--- start LISTED RECORDS ---

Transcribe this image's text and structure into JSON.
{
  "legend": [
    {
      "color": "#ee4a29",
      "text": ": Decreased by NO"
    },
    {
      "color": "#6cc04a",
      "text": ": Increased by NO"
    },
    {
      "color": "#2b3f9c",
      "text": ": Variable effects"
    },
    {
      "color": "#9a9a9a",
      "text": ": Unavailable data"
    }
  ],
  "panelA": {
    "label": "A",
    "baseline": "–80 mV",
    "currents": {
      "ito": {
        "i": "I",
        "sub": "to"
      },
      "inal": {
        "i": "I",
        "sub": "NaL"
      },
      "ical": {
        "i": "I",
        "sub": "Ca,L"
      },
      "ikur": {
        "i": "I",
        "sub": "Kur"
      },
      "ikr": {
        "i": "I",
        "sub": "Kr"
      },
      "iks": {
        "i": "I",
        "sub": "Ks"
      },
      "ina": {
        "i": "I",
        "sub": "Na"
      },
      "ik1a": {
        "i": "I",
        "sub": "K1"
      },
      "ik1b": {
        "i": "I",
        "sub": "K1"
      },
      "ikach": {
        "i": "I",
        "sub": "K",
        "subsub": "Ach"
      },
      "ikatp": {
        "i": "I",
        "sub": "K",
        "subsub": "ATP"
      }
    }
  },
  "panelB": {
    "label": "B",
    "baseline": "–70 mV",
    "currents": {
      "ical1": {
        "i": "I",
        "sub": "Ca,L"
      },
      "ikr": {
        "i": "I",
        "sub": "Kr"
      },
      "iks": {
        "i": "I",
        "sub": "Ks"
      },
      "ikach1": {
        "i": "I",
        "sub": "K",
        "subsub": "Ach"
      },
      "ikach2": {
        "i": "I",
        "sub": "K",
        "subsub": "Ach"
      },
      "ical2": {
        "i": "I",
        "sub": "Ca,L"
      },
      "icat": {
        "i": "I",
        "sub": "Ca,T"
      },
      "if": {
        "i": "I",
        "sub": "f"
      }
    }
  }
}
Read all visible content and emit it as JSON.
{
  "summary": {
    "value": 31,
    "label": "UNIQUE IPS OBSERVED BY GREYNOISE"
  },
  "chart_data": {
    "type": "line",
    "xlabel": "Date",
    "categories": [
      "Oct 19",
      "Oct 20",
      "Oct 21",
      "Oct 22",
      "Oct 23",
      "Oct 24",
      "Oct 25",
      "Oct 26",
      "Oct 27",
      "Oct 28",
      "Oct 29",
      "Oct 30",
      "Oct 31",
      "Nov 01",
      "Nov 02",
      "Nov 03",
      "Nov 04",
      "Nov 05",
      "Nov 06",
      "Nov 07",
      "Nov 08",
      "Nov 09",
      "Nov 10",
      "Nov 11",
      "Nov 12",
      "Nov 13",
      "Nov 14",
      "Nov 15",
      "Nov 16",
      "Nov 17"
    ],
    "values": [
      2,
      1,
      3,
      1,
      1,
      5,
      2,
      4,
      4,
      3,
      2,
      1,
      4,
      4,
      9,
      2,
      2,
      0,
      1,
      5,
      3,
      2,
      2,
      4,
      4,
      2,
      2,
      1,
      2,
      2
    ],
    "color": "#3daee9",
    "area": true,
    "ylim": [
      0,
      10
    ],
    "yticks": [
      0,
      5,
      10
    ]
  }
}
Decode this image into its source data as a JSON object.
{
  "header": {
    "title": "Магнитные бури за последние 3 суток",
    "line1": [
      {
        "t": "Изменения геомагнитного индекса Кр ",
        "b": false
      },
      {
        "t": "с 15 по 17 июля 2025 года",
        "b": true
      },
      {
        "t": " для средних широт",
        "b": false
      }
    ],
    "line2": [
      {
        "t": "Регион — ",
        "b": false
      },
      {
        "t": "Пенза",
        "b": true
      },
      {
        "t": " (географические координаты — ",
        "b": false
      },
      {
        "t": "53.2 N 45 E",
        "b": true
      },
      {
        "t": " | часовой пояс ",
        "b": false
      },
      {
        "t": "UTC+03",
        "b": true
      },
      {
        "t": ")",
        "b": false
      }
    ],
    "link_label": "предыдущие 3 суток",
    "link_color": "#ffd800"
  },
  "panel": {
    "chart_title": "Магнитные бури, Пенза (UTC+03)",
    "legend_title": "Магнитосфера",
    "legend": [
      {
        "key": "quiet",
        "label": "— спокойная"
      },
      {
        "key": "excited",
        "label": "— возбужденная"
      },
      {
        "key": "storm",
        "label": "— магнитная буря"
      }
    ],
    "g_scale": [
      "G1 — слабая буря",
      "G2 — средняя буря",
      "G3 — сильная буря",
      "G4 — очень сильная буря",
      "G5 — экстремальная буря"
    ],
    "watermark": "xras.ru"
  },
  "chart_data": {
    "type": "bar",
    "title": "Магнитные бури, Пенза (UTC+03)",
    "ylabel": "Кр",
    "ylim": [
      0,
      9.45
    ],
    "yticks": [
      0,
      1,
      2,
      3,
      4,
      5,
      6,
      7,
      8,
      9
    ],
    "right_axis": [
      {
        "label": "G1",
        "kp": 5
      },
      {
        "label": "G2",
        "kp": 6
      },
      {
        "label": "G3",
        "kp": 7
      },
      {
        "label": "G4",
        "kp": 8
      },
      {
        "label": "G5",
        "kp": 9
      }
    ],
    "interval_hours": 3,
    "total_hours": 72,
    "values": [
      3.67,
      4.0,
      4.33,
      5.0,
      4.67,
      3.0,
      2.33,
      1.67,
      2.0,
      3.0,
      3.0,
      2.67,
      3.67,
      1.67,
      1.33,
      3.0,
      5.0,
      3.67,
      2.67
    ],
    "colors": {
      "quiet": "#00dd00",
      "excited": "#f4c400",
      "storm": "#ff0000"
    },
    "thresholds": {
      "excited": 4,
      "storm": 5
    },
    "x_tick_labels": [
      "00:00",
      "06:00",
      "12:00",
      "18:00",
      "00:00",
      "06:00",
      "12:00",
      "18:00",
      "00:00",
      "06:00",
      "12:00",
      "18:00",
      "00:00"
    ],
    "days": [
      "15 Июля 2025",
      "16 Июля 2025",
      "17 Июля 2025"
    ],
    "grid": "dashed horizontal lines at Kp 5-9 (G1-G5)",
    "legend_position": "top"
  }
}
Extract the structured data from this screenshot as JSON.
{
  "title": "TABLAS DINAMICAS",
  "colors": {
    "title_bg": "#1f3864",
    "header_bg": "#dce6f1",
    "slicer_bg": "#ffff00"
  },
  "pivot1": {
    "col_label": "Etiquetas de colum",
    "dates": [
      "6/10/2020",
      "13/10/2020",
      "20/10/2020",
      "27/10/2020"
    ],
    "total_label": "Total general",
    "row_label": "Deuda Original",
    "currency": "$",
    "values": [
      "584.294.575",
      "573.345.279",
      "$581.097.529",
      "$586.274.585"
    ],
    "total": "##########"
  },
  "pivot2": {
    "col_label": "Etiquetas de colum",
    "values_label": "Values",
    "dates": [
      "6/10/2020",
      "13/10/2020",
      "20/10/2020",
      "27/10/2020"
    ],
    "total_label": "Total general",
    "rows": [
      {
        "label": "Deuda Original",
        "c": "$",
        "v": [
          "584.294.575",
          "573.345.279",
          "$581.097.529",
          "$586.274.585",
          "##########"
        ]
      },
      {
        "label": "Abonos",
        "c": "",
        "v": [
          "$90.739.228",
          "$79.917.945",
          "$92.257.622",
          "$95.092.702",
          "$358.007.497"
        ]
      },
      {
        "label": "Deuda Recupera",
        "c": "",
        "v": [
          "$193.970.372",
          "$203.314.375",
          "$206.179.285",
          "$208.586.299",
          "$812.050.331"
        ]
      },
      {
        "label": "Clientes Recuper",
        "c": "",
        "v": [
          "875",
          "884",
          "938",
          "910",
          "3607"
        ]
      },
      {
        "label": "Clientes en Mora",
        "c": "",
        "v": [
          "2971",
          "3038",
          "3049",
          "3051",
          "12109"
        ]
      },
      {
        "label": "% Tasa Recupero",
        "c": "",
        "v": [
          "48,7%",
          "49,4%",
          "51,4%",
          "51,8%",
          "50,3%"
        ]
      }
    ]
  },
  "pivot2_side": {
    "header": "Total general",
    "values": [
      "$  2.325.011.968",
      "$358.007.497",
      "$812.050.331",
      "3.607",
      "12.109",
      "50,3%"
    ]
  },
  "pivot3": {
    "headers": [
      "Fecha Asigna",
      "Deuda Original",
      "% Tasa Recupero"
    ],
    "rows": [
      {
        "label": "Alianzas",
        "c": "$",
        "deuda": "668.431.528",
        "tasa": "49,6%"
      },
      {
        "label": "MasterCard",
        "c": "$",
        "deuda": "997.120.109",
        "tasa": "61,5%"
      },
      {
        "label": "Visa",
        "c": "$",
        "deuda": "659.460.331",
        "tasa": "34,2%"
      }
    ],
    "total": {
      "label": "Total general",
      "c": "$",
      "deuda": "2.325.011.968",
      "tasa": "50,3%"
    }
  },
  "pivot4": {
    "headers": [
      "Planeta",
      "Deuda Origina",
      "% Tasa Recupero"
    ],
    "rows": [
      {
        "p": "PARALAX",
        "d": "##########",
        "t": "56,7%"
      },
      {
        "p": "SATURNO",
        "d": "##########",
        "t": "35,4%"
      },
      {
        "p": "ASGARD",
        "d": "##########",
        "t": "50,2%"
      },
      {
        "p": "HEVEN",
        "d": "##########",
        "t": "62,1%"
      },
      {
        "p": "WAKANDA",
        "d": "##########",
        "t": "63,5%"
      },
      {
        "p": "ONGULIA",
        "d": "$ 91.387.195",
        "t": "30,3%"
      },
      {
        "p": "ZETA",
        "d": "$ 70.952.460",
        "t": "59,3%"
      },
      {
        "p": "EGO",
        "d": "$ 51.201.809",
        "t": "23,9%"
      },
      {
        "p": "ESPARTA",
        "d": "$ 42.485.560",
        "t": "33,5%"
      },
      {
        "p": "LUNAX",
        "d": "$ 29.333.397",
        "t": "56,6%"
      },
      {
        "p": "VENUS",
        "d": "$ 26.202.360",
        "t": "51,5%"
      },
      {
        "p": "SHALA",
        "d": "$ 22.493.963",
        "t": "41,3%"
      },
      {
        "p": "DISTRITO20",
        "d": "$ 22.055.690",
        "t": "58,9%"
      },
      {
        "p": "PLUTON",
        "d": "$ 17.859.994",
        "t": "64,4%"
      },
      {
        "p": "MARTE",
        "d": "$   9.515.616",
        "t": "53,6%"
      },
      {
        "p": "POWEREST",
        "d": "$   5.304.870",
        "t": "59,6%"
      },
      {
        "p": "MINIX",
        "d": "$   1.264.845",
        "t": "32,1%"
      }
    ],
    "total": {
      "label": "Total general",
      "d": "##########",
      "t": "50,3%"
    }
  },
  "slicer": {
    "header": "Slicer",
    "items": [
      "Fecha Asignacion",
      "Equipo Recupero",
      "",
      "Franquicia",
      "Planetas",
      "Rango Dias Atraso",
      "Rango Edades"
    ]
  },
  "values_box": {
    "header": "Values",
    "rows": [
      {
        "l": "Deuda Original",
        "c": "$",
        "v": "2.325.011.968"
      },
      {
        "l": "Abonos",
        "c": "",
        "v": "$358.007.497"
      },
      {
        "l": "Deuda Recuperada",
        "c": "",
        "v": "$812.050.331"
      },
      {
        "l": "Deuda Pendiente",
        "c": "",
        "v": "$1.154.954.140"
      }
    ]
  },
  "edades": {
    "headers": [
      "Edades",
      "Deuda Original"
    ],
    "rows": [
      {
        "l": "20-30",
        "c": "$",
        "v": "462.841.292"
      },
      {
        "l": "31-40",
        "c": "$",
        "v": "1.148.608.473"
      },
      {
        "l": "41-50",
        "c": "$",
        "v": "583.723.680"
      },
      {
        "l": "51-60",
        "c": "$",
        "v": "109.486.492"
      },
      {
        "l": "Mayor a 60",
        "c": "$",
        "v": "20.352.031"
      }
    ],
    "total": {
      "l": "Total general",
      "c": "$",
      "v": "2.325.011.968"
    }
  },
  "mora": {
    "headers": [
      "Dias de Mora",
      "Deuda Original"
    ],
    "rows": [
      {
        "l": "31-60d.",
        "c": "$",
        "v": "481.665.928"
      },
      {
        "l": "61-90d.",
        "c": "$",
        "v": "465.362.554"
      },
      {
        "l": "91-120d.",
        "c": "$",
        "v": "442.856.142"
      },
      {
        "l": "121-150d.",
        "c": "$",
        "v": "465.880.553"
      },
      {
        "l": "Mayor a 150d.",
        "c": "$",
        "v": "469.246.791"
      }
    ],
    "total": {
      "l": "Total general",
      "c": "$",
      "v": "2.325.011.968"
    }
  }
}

--- end LISTED RECORDS ---

WHAT YOU HAVE TO DO: Only a number is wanted: how many lines of the material include the word "text".

ANSWER TO THIS TASK: 5